**Directions for this task**
Leave out the pictures and copy each record below exactly.

[Part of a data file]
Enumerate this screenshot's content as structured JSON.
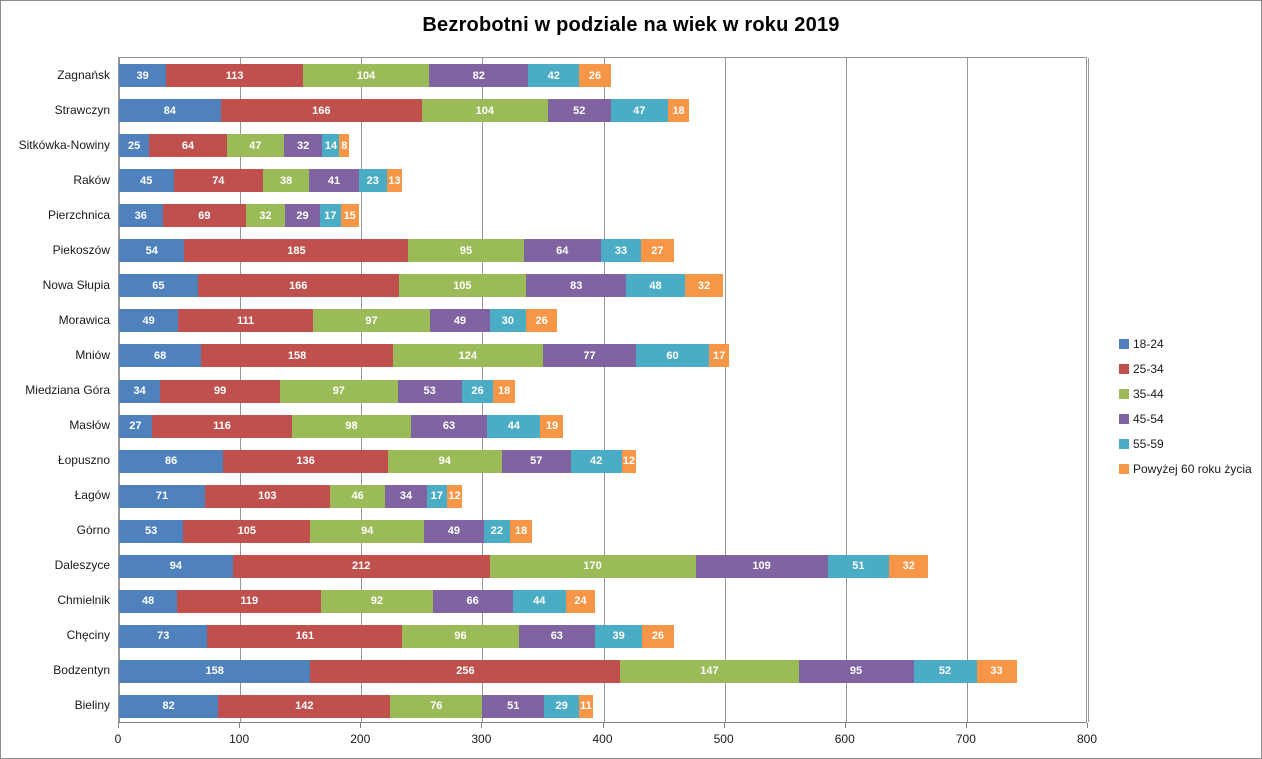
{
  "window": {
    "background": "#ffffff",
    "border_color": "#8c8c8c"
  },
  "chart_data": {
    "type": "bar",
    "variant": "horizontal-stacked",
    "title": "Bezrobotni w podziale na wiek w roku 2019",
    "categories": [
      "Zagnańsk",
      "Strawczyn",
      "Sitkówka-Nowiny",
      "Raków",
      "Pierzchnica",
      "Piekoszów",
      "Nowa Słupia",
      "Morawica",
      "Mniów",
      "Miedziana Góra",
      "Masłów",
      "Łopuszno",
      "Łagów",
      "Górno",
      "Daleszyce",
      "Chmielnik",
      "Chęciny",
      "Bodzentyn",
      "Bieliny"
    ],
    "series": [
      {
        "name": "18-24",
        "color": "#4F81BD",
        "values": [
          39,
          84,
          25,
          45,
          36,
          54,
          65,
          49,
          68,
          34,
          27,
          86,
          71,
          53,
          94,
          48,
          73,
          158,
          82
        ]
      },
      {
        "name": "25-34",
        "color": "#C0504D",
        "values": [
          113,
          166,
          64,
          74,
          69,
          185,
          166,
          111,
          158,
          99,
          116,
          136,
          103,
          105,
          212,
          119,
          161,
          256,
          142
        ]
      },
      {
        "name": "35-44",
        "color": "#9BBB59",
        "values": [
          104,
          104,
          47,
          38,
          32,
          95,
          105,
          97,
          124,
          97,
          98,
          94,
          46,
          94,
          170,
          92,
          96,
          147,
          76
        ]
      },
      {
        "name": "45-54",
        "color": "#8064A2",
        "values": [
          82,
          52,
          32,
          41,
          29,
          64,
          83,
          49,
          77,
          53,
          63,
          57,
          34,
          49,
          109,
          66,
          63,
          95,
          51
        ]
      },
      {
        "name": "55-59",
        "color": "#4BACC6",
        "values": [
          42,
          47,
          14,
          23,
          17,
          33,
          48,
          30,
          60,
          26,
          44,
          42,
          17,
          22,
          51,
          44,
          39,
          52,
          29
        ]
      },
      {
        "name": "Powyżej 60 roku życia",
        "color": "#F79646",
        "values": [
          26,
          18,
          8,
          13,
          15,
          27,
          32,
          26,
          17,
          18,
          19,
          12,
          12,
          18,
          32,
          24,
          26,
          33,
          11
        ]
      }
    ],
    "x_axis": {
      "min": 0,
      "max": 800,
      "step": 100,
      "ticks": [
        "0",
        "100",
        "200",
        "300",
        "400",
        "500",
        "600",
        "700",
        "800"
      ]
    },
    "legend_position": "right",
    "gridlines": true,
    "grid_color": "#969696",
    "axis_color": "#808080",
    "data_label_color": "#ffffff"
  }
}
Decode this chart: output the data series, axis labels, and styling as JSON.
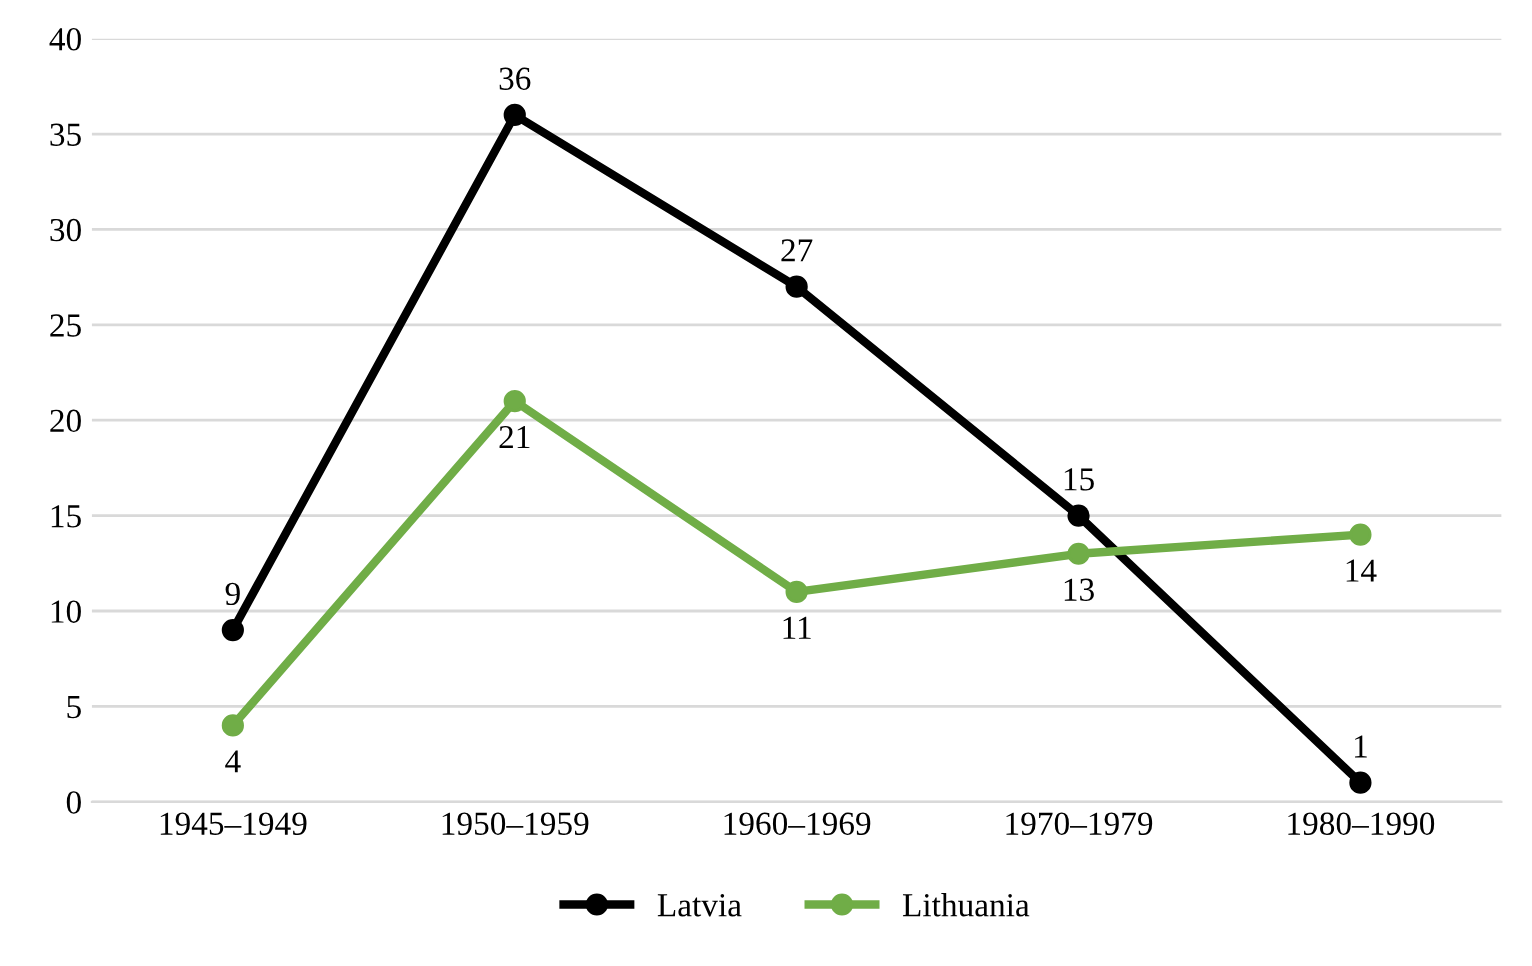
{
  "chart_data": {
    "type": "line",
    "categories": [
      "1945–1949",
      "1950–1959",
      "1960–1969",
      "1970–1979",
      "1980–1990"
    ],
    "series": [
      {
        "name": "Latvia",
        "color": "#000000",
        "values": [
          9,
          36,
          27,
          15,
          1
        ]
      },
      {
        "name": "Lithuania",
        "color": "#70ad47",
        "values": [
          4,
          21,
          11,
          13,
          14
        ]
      }
    ],
    "ylim": [
      0,
      40
    ],
    "yticks": [
      0,
      5,
      10,
      15,
      20,
      25,
      30,
      35,
      40
    ],
    "grid": "y",
    "legend": "bottom",
    "marker": "circle",
    "line_style": "solid",
    "data_labels": true
  }
}
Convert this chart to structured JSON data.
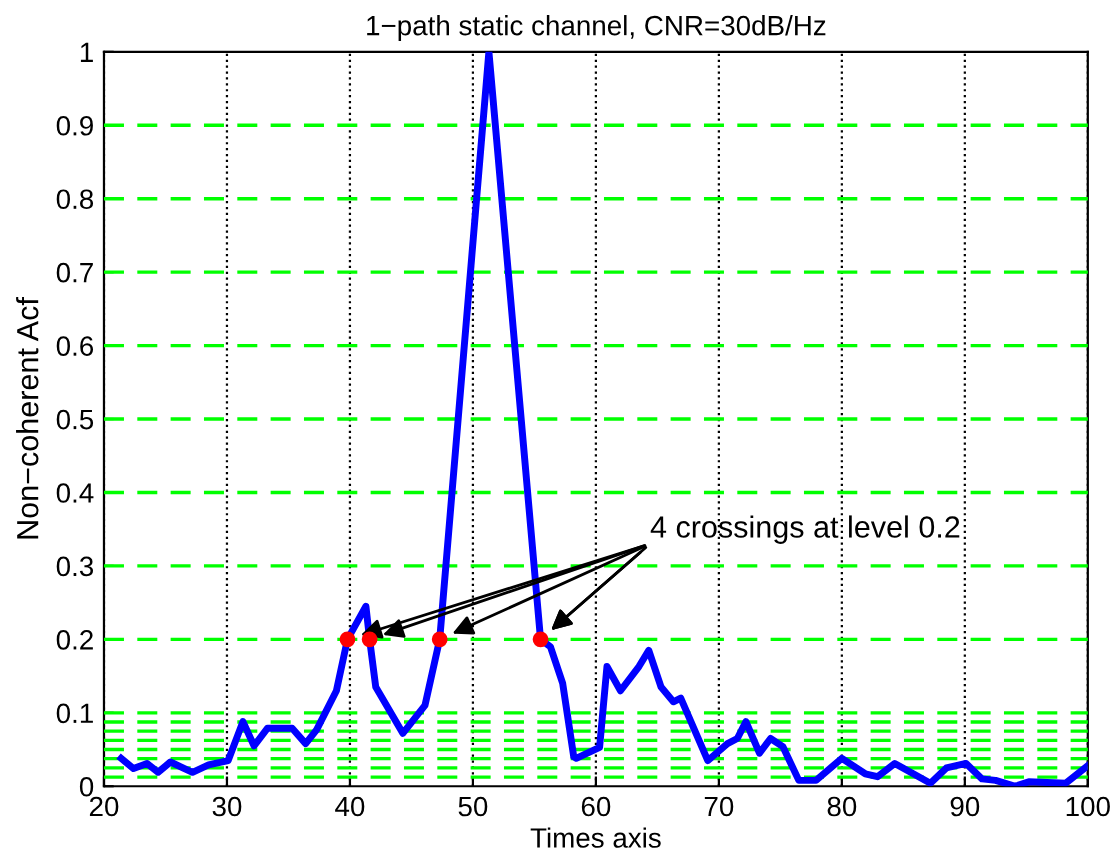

**Final result**
Enumerate this screenshot's content as structured JSON.
{
  "window": {
    "background": "#ffffff",
    "border_color": "#8c8c8c"
  },
  "chart_data": {
    "type": "bar",
    "variant": "horizontal-stacked",
    "title": "Bezrobotni w podziale na wiek w roku 2019",
    "categories": [
      "Zagnańsk",
      "Strawczyn",
      "Sitkówka-Nowiny",
      "Raków",
      "Pierzchnica",
      "Piekoszów",
      "Nowa Słupia",
      "Morawica",
      "Mniów",
      "Miedziana Góra",
      "Masłów",
      "Łopuszno",
      "Łagów",
      "Górno",
      "Daleszyce",
      "Chmielnik",
      "Chęciny",
      "Bodzentyn",
      "Bieliny"
    ],
    "series": [
      {
        "name": "18-24",
        "color": "#4F81BD",
        "values": [
          39,
          84,
          25,
          45,
          36,
          54,
          65,
          49,
          68,
          34,
          27,
          86,
          71,
          53,
          94,
          48,
          73,
          158,
          82
        ]
      },
      {
        "name": "25-34",
        "color": "#C0504D",
        "values": [
          113,
          166,
          64,
          74,
          69,
          185,
          166,
          111,
          158,
          99,
          116,
          136,
          103,
          105,
          212,
          119,
          161,
          256,
          142
        ]
      },
      {
        "name": "35-44",
        "color": "#9BBB59",
        "values": [
          104,
          104,
          47,
          38,
          32,
          95,
          105,
          97,
          124,
          97,
          98,
          94,
          46,
          94,
          170,
          92,
          96,
          147,
          76
        ]
      },
      {
        "name": "45-54",
        "color": "#8064A2",
        "values": [
          82,
          52,
          32,
          41,
          29,
          64,
          83,
          49,
          77,
          53,
          63,
          57,
          34,
          49,
          109,
          66,
          63,
          95,
          51
        ]
      },
      {
        "name": "55-59",
        "color": "#4BACC6",
        "values": [
          42,
          47,
          14,
          23,
          17,
          33,
          48,
          30,
          60,
          26,
          44,
          42,
          17,
          22,
          51,
          44,
          39,
          52,
          29
        ]
      },
      {
        "name": "Powyżej 60 roku życia",
        "color": "#F79646",
        "values": [
          26,
          18,
          8,
          13,
          15,
          27,
          32,
          26,
          17,
          18,
          19,
          12,
          12,
          18,
          32,
          24,
          26,
          33,
          11
        ]
      }
    ],
    "x_axis": {
      "min": 0,
      "max": 800,
      "step": 100,
      "ticks": [
        "0",
        "100",
        "200",
        "300",
        "400",
        "500",
        "600",
        "700",
        "800"
      ]
    },
    "legend_position": "right",
    "gridlines": true,
    "grid_color": "#969696",
    "axis_color": "#808080",
    "data_label_color": "#ffffff"
  }
}
Decode this chart: output the data series, axis labels, and styling as JSON.
{
  "chart_data": {
    "type": "line",
    "categories": [
      "1945–1949",
      "1950–1959",
      "1960–1969",
      "1970–1979",
      "1980–1990"
    ],
    "series": [
      {
        "name": "Latvia",
        "color": "#000000",
        "values": [
          9,
          36,
          27,
          15,
          1
        ]
      },
      {
        "name": "Lithuania",
        "color": "#70ad47",
        "values": [
          4,
          21,
          11,
          13,
          14
        ]
      }
    ],
    "ylim": [
      0,
      40
    ],
    "yticks": [
      0,
      5,
      10,
      15,
      20,
      25,
      30,
      35,
      40
    ],
    "grid": "y",
    "legend": "bottom",
    "marker": "circle",
    "line_style": "solid",
    "data_labels": true
  }
}
Convert this chart to structured JSON data.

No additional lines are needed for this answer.